(A run of records)
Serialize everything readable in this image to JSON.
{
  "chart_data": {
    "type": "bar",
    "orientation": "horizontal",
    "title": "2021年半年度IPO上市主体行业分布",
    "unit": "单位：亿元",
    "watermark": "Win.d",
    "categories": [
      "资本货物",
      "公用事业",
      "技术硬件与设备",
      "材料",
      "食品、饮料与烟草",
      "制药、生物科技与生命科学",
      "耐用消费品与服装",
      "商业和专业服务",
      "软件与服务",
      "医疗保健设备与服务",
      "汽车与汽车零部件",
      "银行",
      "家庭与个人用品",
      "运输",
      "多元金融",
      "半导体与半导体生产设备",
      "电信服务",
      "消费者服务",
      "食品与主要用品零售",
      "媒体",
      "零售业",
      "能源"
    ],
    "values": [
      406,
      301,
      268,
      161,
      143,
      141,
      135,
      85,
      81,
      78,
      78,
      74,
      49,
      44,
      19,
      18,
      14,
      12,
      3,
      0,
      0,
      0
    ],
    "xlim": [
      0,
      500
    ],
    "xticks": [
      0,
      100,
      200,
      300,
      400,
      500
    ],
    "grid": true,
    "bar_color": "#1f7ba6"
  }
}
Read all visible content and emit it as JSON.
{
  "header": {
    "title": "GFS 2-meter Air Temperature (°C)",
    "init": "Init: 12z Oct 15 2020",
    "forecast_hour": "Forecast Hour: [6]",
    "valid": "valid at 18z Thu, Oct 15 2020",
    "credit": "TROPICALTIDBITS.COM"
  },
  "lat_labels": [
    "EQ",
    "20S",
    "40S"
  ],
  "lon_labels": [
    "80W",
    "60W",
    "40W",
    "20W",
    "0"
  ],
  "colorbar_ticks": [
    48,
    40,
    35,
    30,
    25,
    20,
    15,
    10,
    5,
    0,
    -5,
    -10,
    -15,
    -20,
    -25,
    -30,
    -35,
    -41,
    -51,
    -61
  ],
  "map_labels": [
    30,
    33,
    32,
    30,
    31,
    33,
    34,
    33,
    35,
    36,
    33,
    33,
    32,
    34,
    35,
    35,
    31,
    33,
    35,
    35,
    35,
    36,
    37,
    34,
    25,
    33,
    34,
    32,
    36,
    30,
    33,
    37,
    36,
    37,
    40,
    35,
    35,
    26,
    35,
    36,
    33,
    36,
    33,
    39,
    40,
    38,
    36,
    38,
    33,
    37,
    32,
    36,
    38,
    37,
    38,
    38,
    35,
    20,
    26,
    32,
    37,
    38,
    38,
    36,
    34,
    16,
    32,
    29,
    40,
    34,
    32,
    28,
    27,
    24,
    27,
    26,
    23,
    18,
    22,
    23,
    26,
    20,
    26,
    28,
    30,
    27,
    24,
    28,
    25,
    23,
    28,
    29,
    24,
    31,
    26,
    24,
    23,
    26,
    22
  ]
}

What you should do:
In the listing above, find the line with "Read all visible content and emit it as JSON." and set down that line and all after it exactly, through the final line.

Response to the exercise:
Read all visible content and emit it as JSON.
{
  "header": {
    "title": "GFS 2-meter Air Temperature (°C)",
    "init": "Init: 12z Oct 15 2020",
    "forecast_hour": "Forecast Hour: [6]",
    "valid": "valid at 18z Thu, Oct 15 2020",
    "credit": "TROPICALTIDBITS.COM"
  },
  "lat_labels": [
    "EQ",
    "20S",
    "40S"
  ],
  "lon_labels": [
    "80W",
    "60W",
    "40W",
    "20W",
    "0"
  ],
  "colorbar_ticks": [
    48,
    40,
    35,
    30,
    25,
    20,
    15,
    10,
    5,
    0,
    -5,
    -10,
    -15,
    -20,
    -25,
    -30,
    -35,
    -41,
    -51,
    -61
  ],
  "map_labels": [
    30,
    33,
    32,
    30,
    31,
    33,
    34,
    33,
    35,
    36,
    33,
    33,
    32,
    34,
    35,
    35,
    31,
    33,
    35,
    35,
    35,
    36,
    37,
    34,
    25,
    33,
    34,
    32,
    36,
    30,
    33,
    37,
    36,
    37,
    40,
    35,
    35,
    26,
    35,
    36,
    33,
    36,
    33,
    39,
    40,
    38,
    36,
    38,
    33,
    37,
    32,
    36,
    38,
    37,
    38,
    38,
    35,
    20,
    26,
    32,
    37,
    38,
    38,
    36,
    34,
    16,
    32,
    29,
    40,
    34,
    32,
    28,
    27,
    24,
    27,
    26,
    23,
    18,
    22,
    23,
    26,
    20,
    26,
    28,
    30,
    27,
    24,
    28,
    25,
    23,
    28,
    29,
    24,
    31,
    26,
    24,
    23,
    26,
    22
  ]
}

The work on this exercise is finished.